---------- ROWS

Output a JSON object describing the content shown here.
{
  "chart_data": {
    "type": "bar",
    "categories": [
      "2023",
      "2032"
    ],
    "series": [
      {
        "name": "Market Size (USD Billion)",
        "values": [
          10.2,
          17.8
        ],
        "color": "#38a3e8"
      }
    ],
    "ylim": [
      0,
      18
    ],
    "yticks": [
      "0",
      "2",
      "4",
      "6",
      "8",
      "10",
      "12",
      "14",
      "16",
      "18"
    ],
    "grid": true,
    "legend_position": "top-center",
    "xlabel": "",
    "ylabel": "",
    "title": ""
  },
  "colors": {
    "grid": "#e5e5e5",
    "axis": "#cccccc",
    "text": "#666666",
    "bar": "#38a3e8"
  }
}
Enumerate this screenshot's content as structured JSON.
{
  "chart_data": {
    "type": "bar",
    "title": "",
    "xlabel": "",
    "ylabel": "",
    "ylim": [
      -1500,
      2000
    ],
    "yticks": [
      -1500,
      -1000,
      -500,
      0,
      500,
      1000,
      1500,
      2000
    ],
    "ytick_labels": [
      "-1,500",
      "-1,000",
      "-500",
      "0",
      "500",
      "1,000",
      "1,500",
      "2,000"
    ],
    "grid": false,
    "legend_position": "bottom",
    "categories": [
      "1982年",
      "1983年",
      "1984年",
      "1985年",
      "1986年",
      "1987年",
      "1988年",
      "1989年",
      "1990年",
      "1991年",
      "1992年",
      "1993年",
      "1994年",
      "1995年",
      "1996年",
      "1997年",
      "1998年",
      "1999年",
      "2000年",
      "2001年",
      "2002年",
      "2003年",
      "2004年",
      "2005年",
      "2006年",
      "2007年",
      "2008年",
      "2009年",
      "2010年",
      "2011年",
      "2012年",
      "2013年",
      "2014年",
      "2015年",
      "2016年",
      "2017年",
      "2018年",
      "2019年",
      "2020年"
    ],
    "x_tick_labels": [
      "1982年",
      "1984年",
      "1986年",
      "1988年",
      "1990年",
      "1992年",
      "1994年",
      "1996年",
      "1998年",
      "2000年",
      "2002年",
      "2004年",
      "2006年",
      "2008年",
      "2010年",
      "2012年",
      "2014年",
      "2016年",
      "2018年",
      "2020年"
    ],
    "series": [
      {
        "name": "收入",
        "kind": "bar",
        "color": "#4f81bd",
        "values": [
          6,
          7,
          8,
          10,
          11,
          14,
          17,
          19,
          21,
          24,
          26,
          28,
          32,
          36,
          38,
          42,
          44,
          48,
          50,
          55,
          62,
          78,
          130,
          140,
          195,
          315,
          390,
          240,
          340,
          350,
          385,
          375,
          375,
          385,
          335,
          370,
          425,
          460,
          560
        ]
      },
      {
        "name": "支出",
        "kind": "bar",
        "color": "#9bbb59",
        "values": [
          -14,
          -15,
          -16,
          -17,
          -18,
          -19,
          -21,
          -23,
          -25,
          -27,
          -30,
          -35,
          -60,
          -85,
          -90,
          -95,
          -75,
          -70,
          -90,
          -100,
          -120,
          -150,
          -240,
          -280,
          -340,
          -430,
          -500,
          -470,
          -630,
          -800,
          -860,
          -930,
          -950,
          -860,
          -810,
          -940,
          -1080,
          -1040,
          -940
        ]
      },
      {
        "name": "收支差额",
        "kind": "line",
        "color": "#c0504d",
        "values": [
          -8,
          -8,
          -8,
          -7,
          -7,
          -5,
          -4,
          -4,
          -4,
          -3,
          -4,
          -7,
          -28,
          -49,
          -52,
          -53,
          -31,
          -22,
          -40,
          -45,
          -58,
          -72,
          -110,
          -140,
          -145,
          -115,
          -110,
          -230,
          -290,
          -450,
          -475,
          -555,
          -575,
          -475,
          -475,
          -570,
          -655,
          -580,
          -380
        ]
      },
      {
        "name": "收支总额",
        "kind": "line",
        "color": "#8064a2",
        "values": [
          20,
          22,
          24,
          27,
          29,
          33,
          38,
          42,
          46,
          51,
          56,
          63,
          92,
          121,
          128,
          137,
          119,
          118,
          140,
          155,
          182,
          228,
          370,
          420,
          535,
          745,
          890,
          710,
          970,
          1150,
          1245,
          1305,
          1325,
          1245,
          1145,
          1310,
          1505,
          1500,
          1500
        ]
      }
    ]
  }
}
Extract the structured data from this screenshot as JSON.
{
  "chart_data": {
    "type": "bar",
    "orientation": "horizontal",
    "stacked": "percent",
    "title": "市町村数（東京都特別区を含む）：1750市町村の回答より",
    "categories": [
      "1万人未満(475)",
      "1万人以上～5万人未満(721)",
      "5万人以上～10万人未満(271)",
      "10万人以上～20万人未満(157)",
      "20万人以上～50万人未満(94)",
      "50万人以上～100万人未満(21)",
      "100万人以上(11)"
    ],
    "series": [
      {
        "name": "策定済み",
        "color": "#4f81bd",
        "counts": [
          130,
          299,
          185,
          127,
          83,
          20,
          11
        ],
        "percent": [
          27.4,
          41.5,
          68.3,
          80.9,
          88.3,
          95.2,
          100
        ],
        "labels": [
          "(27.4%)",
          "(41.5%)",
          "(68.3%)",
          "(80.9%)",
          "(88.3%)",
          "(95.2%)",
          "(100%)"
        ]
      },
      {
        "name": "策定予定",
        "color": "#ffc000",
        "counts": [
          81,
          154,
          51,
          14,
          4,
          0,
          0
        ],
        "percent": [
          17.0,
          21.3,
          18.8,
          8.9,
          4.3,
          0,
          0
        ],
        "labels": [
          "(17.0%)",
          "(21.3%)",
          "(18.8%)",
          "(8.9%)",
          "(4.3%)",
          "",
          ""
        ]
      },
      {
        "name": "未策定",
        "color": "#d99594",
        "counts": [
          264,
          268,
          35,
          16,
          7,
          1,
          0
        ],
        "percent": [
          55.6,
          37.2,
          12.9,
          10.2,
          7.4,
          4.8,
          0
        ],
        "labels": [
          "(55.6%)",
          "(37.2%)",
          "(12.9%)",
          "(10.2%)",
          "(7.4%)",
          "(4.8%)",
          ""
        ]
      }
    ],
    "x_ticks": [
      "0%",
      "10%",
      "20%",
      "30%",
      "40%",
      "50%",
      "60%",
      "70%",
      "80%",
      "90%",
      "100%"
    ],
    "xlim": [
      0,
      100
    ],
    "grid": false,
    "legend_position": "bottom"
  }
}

--------------------

## WHAT IS NEEDED
Every record above should be output exactly.

## RIGHT ANSWER
Output a JSON object describing the content shown here.
{
  "chart_data": {
    "type": "bar",
    "categories": [
      "2023",
      "2032"
    ],
    "series": [
      {
        "name": "Market Size (USD Billion)",
        "values": [
          10.2,
          17.8
        ],
        "color": "#38a3e8"
      }
    ],
    "ylim": [
      0,
      18
    ],
    "yticks": [
      "0",
      "2",
      "4",
      "6",
      "8",
      "10",
      "12",
      "14",
      "16",
      "18"
    ],
    "grid": true,
    "legend_position": "top-center",
    "xlabel": "",
    "ylabel": "",
    "title": ""
  },
  "colors": {
    "grid": "#e5e5e5",
    "axis": "#cccccc",
    "text": "#666666",
    "bar": "#38a3e8"
  }
}
Enumerate this screenshot's content as structured JSON.
{
  "chart_data": {
    "type": "bar",
    "title": "",
    "xlabel": "",
    "ylabel": "",
    "ylim": [
      -1500,
      2000
    ],
    "yticks": [
      -1500,
      -1000,
      -500,
      0,
      500,
      1000,
      1500,
      2000
    ],
    "ytick_labels": [
      "-1,500",
      "-1,000",
      "-500",
      "0",
      "500",
      "1,000",
      "1,500",
      "2,000"
    ],
    "grid": false,
    "legend_position": "bottom",
    "categories": [
      "1982年",
      "1983年",
      "1984年",
      "1985年",
      "1986年",
      "1987年",
      "1988年",
      "1989年",
      "1990年",
      "1991年",
      "1992年",
      "1993年",
      "1994年",
      "1995年",
      "1996年",
      "1997年",
      "1998年",
      "1999年",
      "2000年",
      "2001年",
      "2002年",
      "2003年",
      "2004年",
      "2005年",
      "2006年",
      "2007年",
      "2008年",
      "2009年",
      "2010年",
      "2011年",
      "2012年",
      "2013年",
      "2014年",
      "2015年",
      "2016年",
      "2017年",
      "2018年",
      "2019年",
      "2020年"
    ],
    "x_tick_labels": [
      "1982年",
      "1984年",
      "1986年",
      "1988年",
      "1990年",
      "1992年",
      "1994年",
      "1996年",
      "1998年",
      "2000年",
      "2002年",
      "2004年",
      "2006年",
      "2008年",
      "2010年",
      "2012年",
      "2014年",
      "2016年",
      "2018年",
      "2020年"
    ],
    "series": [
      {
        "name": "收入",
        "kind": "bar",
        "color": "#4f81bd",
        "values": [
          6,
          7,
          8,
          10,
          11,
          14,
          17,
          19,
          21,
          24,
          26,
          28,
          32,
          36,
          38,
          42,
          44,
          48,
          50,
          55,
          62,
          78,
          130,
          140,
          195,
          315,
          390,
          240,
          340,
          350,
          385,
          375,
          375,
          385,
          335,
          370,
          425,
          460,
          560
        ]
      },
      {
        "name": "支出",
        "kind": "bar",
        "color": "#9bbb59",
        "values": [
          -14,
          -15,
          -16,
          -17,
          -18,
          -19,
          -21,
          -23,
          -25,
          -27,
          -30,
          -35,
          -60,
          -85,
          -90,
          -95,
          -75,
          -70,
          -90,
          -100,
          -120,
          -150,
          -240,
          -280,
          -340,
          -430,
          -500,
          -470,
          -630,
          -800,
          -860,
          -930,
          -950,
          -860,
          -810,
          -940,
          -1080,
          -1040,
          -940
        ]
      },
      {
        "name": "收支差额",
        "kind": "line",
        "color": "#c0504d",
        "values": [
          -8,
          -8,
          -8,
          -7,
          -7,
          -5,
          -4,
          -4,
          -4,
          -3,
          -4,
          -7,
          -28,
          -49,
          -52,
          -53,
          -31,
          -22,
          -40,
          -45,
          -58,
          -72,
          -110,
          -140,
          -145,
          -115,
          -110,
          -230,
          -290,
          -450,
          -475,
          -555,
          -575,
          -475,
          -475,
          -570,
          -655,
          -580,
          -380
        ]
      },
      {
        "name": "收支总额",
        "kind": "line",
        "color": "#8064a2",
        "values": [
          20,
          22,
          24,
          27,
          29,
          33,
          38,
          42,
          46,
          51,
          56,
          63,
          92,
          121,
          128,
          137,
          119,
          118,
          140,
          155,
          182,
          228,
          370,
          420,
          535,
          745,
          890,
          710,
          970,
          1150,
          1245,
          1305,
          1325,
          1245,
          1145,
          1310,
          1505,
          1500,
          1500
        ]
      }
    ]
  }
}
Extract the structured data from this screenshot as JSON.
{
  "chart_data": {
    "type": "bar",
    "orientation": "horizontal",
    "stacked": "percent",
    "title": "市町村数（東京都特別区を含む）：1750市町村の回答より",
    "categories": [
      "1万人未満(475)",
      "1万人以上～5万人未満(721)",
      "5万人以上～10万人未満(271)",
      "10万人以上～20万人未満(157)",
      "20万人以上～50万人未満(94)",
      "50万人以上～100万人未満(21)",
      "100万人以上(11)"
    ],
    "series": [
      {
        "name": "策定済み",
        "color": "#4f81bd",
        "counts": [
          130,
          299,
          185,
          127,
          83,
          20,
          11
        ],
        "percent": [
          27.4,
          41.5,
          68.3,
          80.9,
          88.3,
          95.2,
          100
        ],
        "labels": [
          "(27.4%)",
          "(41.5%)",
          "(68.3%)",
          "(80.9%)",
          "(88.3%)",
          "(95.2%)",
          "(100%)"
        ]
      },
      {
        "name": "策定予定",
        "color": "#ffc000",
        "counts": [
          81,
          154,
          51,
          14,
          4,
          0,
          0
        ],
        "percent": [
          17.0,
          21.3,
          18.8,
          8.9,
          4.3,
          0,
          0
        ],
        "labels": [
          "(17.0%)",
          "(21.3%)",
          "(18.8%)",
          "(8.9%)",
          "(4.3%)",
          "",
          ""
        ]
      },
      {
        "name": "未策定",
        "color": "#d99594",
        "counts": [
          264,
          268,
          35,
          16,
          7,
          1,
          0
        ],
        "percent": [
          55.6,
          37.2,
          12.9,
          10.2,
          7.4,
          4.8,
          0
        ],
        "labels": [
          "(55.6%)",
          "(37.2%)",
          "(12.9%)",
          "(10.2%)",
          "(7.4%)",
          "(4.8%)",
          ""
        ]
      }
    ],
    "x_ticks": [
      "0%",
      "10%",
      "20%",
      "30%",
      "40%",
      "50%",
      "60%",
      "70%",
      "80%",
      "90%",
      "100%"
    ],
    "xlim": [
      0,
      100
    ],
    "grid": false,
    "legend_position": "bottom"
  }
}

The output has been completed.